# WHAT TO DO
Copy each line in which the string "Correlation" occurs.

* start EXERCISE DATA *

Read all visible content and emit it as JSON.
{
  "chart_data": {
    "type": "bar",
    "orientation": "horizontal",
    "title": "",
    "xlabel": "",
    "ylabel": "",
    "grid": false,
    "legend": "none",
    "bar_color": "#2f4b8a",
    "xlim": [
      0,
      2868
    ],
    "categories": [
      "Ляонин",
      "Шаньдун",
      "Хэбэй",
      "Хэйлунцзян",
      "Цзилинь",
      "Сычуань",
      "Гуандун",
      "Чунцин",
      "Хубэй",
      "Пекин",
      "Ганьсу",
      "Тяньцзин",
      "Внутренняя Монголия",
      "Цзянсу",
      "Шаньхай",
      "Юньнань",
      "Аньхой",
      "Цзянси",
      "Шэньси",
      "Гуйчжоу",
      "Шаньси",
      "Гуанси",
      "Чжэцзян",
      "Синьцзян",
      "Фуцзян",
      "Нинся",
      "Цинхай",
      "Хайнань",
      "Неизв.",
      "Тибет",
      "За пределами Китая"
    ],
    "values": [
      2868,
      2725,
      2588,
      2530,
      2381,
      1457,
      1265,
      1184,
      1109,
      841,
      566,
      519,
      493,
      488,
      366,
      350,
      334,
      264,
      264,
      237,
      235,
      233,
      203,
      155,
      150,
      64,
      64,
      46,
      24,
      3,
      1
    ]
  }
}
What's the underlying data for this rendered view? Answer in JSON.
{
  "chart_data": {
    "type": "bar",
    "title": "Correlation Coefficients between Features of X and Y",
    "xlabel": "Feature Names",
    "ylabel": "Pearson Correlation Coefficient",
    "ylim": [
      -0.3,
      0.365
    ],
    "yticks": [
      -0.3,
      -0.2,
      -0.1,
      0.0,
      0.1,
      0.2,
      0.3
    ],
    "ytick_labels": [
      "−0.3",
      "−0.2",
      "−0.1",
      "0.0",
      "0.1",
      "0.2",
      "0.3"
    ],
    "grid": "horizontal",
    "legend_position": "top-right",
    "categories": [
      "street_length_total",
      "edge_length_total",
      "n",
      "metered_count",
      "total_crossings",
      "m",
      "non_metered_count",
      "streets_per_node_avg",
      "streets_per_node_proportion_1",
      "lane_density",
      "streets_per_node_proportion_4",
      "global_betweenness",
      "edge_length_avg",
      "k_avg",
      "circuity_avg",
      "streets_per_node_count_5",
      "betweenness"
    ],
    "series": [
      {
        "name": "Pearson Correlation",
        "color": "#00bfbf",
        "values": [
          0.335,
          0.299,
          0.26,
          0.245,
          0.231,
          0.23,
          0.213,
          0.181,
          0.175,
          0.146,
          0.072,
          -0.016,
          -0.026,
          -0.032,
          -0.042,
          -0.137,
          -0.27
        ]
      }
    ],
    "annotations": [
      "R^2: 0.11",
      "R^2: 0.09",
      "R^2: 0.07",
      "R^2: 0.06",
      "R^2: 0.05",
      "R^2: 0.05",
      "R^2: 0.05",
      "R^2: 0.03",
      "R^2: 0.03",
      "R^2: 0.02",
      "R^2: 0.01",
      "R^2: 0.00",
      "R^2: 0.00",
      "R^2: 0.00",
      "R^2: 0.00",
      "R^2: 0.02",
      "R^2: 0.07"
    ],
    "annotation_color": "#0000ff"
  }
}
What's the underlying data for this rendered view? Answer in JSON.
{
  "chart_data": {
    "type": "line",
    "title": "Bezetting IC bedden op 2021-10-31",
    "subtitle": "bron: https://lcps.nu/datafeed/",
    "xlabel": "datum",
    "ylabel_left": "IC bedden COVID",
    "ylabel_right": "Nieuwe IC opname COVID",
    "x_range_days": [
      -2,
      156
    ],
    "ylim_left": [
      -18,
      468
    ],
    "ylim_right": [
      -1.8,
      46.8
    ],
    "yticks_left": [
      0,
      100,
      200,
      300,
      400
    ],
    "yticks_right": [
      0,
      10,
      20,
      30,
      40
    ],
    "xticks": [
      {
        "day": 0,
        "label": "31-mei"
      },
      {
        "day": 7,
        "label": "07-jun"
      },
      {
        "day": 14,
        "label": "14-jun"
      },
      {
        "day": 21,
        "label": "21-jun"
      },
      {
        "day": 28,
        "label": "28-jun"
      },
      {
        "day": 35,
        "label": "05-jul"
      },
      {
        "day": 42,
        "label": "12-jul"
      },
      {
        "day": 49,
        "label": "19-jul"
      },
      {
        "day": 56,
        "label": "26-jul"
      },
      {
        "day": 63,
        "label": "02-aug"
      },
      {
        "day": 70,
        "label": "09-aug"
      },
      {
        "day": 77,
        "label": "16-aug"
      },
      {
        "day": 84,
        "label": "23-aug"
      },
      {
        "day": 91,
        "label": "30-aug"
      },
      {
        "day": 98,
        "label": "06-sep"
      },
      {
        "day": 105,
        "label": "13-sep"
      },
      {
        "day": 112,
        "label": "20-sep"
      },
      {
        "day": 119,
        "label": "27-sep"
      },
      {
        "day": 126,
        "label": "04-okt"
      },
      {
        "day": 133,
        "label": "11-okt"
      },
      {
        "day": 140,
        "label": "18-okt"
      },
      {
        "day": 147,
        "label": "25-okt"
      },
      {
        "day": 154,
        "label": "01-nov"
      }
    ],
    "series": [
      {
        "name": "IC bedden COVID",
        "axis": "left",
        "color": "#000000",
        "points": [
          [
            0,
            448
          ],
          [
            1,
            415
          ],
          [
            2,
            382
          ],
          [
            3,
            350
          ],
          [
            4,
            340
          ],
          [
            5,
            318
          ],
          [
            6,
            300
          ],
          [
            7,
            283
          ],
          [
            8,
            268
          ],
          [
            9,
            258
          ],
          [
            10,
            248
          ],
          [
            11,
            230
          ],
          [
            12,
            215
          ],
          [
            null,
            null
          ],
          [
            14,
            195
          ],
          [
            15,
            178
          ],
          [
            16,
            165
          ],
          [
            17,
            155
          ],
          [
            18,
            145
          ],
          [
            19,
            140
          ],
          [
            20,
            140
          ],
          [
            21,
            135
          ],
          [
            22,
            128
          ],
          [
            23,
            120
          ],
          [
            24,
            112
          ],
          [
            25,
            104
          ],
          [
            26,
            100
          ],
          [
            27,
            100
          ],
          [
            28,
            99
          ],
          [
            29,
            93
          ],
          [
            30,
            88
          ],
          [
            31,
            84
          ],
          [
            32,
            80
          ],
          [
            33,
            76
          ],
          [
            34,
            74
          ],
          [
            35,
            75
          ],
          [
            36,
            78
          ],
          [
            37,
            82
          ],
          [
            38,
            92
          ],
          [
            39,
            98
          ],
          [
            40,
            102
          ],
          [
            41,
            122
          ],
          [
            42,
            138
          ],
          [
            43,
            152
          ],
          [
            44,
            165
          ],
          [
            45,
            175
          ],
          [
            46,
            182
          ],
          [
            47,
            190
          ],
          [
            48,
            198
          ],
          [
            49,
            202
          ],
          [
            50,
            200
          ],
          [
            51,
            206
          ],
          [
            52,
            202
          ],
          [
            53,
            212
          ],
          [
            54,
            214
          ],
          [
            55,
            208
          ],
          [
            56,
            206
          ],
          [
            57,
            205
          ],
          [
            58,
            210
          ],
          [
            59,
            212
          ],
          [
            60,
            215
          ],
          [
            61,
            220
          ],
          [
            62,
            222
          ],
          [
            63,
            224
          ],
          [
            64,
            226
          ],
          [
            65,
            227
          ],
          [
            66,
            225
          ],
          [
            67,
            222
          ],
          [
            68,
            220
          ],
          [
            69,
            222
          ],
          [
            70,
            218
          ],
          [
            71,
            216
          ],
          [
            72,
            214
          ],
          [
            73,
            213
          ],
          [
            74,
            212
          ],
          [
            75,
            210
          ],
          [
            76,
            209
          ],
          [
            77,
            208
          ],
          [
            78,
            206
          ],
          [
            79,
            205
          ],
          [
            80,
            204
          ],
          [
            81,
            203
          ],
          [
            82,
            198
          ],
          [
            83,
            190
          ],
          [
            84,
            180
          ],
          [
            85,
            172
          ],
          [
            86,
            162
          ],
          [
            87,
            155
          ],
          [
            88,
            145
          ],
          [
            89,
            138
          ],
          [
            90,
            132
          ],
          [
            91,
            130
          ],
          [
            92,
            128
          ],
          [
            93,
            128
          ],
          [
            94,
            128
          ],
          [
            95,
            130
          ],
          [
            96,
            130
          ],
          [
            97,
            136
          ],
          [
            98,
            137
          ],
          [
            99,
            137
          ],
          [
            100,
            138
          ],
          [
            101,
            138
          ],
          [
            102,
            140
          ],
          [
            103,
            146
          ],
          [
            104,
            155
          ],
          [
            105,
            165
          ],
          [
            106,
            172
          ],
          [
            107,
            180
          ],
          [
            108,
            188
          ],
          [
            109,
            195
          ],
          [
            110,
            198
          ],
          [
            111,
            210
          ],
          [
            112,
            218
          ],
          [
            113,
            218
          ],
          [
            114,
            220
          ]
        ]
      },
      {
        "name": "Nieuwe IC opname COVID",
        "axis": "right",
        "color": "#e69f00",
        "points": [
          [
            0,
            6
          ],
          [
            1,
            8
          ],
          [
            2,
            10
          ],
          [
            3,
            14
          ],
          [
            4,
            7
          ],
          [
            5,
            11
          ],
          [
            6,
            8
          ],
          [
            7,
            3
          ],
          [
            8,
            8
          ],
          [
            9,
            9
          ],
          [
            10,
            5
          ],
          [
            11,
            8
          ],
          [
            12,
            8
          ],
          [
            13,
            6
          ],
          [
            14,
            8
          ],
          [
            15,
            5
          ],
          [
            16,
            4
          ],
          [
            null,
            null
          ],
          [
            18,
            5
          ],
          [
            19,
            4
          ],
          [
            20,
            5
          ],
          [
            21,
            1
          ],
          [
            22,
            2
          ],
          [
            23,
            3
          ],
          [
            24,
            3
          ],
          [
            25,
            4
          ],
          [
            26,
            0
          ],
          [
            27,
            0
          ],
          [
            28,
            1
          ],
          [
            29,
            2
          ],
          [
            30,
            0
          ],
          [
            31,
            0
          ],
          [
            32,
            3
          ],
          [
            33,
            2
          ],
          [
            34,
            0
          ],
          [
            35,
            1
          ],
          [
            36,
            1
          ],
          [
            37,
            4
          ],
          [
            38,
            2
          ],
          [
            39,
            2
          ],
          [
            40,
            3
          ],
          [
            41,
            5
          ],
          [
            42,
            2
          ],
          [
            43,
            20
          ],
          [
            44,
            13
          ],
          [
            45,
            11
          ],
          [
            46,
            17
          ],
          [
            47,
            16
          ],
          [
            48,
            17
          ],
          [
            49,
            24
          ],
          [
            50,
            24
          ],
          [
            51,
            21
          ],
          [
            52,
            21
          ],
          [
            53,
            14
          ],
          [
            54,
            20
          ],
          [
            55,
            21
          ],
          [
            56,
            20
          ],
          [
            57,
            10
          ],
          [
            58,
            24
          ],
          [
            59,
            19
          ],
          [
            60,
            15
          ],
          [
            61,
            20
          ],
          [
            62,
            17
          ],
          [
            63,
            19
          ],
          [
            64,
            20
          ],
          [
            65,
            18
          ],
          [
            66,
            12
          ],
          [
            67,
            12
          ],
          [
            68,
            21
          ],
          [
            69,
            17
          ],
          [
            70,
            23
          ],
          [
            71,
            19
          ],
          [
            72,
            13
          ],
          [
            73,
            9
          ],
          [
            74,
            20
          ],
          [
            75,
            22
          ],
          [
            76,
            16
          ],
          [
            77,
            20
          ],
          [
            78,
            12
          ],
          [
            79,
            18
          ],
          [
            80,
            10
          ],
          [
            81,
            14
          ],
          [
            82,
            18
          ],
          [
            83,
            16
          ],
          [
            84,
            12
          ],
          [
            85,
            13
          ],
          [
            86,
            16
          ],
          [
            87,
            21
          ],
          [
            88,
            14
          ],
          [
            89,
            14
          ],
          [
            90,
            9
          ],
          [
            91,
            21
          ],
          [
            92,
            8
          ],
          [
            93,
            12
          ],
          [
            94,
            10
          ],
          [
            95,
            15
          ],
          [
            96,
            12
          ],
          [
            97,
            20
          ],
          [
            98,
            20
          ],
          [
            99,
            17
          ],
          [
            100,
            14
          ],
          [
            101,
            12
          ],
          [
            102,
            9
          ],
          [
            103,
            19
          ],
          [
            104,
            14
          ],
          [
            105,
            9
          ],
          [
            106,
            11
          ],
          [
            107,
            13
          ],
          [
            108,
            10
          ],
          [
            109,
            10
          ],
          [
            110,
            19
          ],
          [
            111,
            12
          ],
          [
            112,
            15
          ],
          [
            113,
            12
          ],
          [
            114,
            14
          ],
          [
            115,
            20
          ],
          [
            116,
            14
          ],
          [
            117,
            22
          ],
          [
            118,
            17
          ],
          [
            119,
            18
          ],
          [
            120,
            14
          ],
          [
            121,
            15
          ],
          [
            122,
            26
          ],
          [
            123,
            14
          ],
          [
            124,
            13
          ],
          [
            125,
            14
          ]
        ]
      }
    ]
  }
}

* end EXERCISE DATA *

# WRITTEN ANSWER
    "title": "Correlation Coefficients between Features of X and Y",
    "ylabel": "Pearson Correlation Coefficient",
        "name": "Pearson Correlation",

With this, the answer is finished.